Records that describe figures
========================
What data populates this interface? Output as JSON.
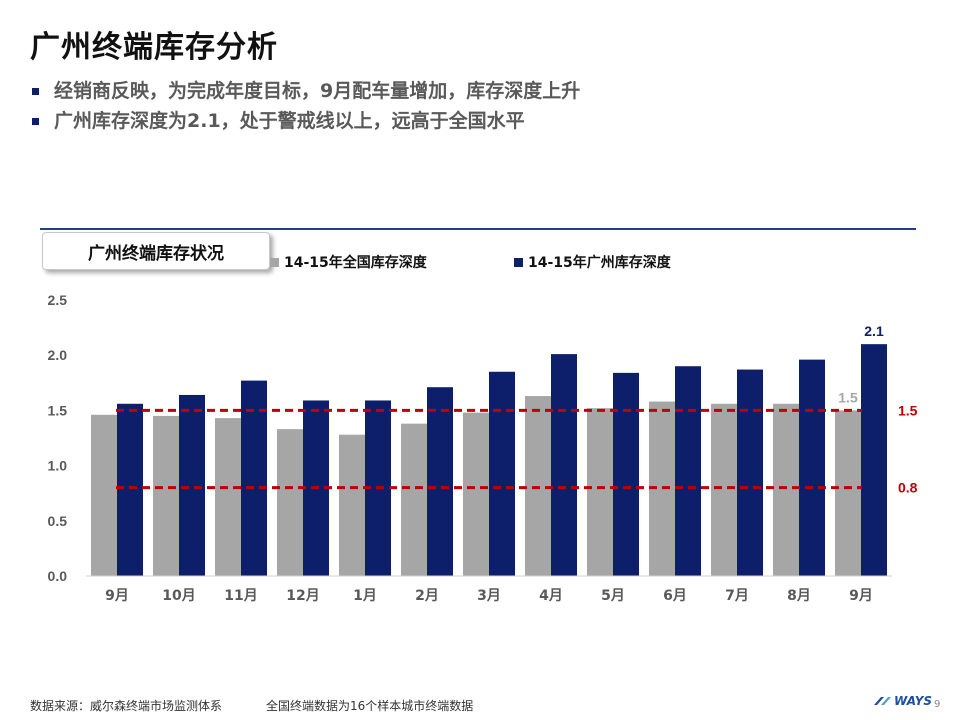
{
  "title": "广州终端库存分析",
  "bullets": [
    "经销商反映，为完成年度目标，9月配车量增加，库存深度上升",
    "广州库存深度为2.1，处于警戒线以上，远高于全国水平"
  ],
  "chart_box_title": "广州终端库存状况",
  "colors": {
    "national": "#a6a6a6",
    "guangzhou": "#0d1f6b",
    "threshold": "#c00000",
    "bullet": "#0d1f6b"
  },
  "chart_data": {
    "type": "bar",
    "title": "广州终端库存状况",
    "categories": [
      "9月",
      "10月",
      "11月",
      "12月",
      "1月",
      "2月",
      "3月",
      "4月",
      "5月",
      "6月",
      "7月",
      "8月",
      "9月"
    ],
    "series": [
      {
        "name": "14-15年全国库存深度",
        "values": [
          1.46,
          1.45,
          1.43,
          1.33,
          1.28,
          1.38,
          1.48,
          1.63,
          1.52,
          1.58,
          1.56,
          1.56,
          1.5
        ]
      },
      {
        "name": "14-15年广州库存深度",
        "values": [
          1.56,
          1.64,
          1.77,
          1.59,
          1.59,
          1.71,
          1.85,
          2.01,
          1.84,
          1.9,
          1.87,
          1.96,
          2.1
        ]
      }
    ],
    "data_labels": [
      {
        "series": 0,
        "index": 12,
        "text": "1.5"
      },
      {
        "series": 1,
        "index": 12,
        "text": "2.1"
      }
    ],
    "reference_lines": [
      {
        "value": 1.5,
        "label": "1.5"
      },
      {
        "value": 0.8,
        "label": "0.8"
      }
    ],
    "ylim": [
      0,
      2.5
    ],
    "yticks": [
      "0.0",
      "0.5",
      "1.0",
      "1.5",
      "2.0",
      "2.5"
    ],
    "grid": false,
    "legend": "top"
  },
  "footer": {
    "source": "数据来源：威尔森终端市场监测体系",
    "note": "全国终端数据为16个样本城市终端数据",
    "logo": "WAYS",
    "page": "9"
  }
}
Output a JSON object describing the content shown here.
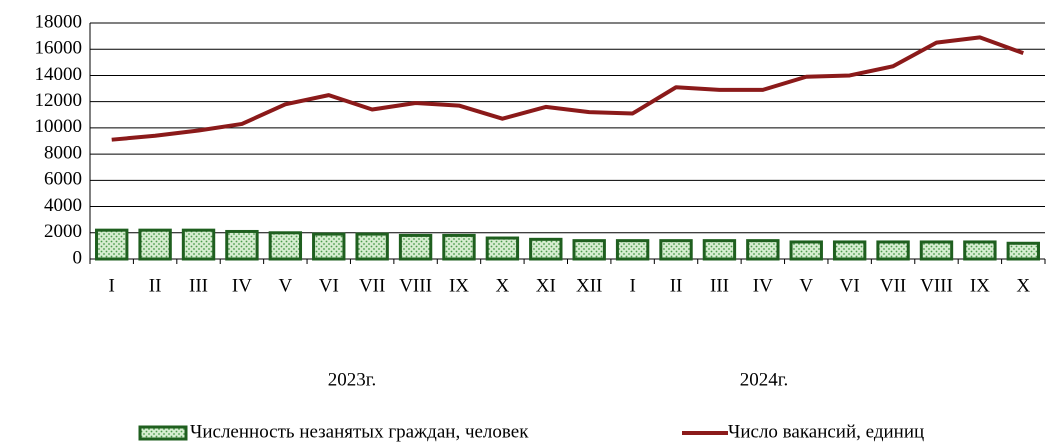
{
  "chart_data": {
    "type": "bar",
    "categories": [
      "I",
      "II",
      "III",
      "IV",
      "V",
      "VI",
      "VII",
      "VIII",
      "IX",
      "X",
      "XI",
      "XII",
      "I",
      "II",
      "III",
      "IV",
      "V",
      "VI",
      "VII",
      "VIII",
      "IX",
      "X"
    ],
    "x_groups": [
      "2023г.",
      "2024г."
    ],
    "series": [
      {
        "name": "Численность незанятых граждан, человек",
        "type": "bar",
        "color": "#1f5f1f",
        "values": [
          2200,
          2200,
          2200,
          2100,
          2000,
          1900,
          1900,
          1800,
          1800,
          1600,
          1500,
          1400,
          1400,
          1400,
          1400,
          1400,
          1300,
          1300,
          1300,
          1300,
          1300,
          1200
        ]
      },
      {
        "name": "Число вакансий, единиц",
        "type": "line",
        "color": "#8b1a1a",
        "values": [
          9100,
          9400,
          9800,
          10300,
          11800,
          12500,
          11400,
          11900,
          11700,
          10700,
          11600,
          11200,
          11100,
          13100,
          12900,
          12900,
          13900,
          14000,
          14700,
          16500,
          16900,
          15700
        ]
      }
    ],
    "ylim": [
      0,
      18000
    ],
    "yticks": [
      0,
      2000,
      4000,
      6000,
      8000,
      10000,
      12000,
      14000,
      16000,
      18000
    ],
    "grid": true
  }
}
========================
■ GIVEN REQUEST:
Collect, from the material above, every line containing the word "Output".

■ EXERCISE SOLUTION:
What data populates this interface? Output as JSON.
Output a JSON object describing the content shown here.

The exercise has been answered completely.